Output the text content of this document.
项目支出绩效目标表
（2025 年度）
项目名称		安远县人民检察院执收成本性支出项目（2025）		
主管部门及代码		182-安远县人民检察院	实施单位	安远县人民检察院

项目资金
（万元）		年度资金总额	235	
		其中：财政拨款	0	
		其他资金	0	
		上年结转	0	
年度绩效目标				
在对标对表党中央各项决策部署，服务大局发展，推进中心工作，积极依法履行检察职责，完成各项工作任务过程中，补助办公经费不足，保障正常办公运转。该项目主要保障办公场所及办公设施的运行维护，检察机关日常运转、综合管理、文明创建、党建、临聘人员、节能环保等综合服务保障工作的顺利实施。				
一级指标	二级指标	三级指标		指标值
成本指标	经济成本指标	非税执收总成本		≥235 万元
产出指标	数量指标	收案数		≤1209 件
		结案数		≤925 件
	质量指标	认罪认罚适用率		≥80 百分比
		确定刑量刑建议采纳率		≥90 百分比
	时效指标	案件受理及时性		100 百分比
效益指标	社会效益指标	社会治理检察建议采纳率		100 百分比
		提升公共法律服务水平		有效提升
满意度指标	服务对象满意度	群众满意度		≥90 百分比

========================

Go through the entries and repeat each one exactly.

> PROBLEM SOLUTION
Output the text content of this document.
项目支出绩效目标表
（2025 年度）
项目名称		安远县人民检察院执收成本性支出项目（2025）		
主管部门及代码		182-安远县人民检察院	实施单位	安远县人民检察院

项目资金
（万元）		年度资金总额	235	
		其中：财政拨款	0	
		其他资金	0	
		上年结转	0	
年度绩效目标				
在对标对表党中央各项决策部署，服务大局发展，推进中心工作，积极依法履行检察职责，完成各项工作任务过程中，补助办公经费不足，保障正常办公运转。该项目主要保障办公场所及办公设施的运行维护，检察机关日常运转、综合管理、文明创建、党建、临聘人员、节能环保等综合服务保障工作的顺利实施。				
一级指标	二级指标	三级指标		指标值
成本指标	经济成本指标	非税执收总成本		≥235 万元
产出指标	数量指标	收案数		≤1209 件
		结案数		≤925 件
	质量指标	认罪认罚适用率		≥80 百分比
		确定刑量刑建议采纳率		≥90 百分比
	时效指标	案件受理及时性		100 百分比
效益指标	社会效益指标	社会治理检察建议采纳率		100 百分比
		提升公共法律服务水平		有效提升
满意度指标	服务对象满意度	群众满意度		≥90 百分比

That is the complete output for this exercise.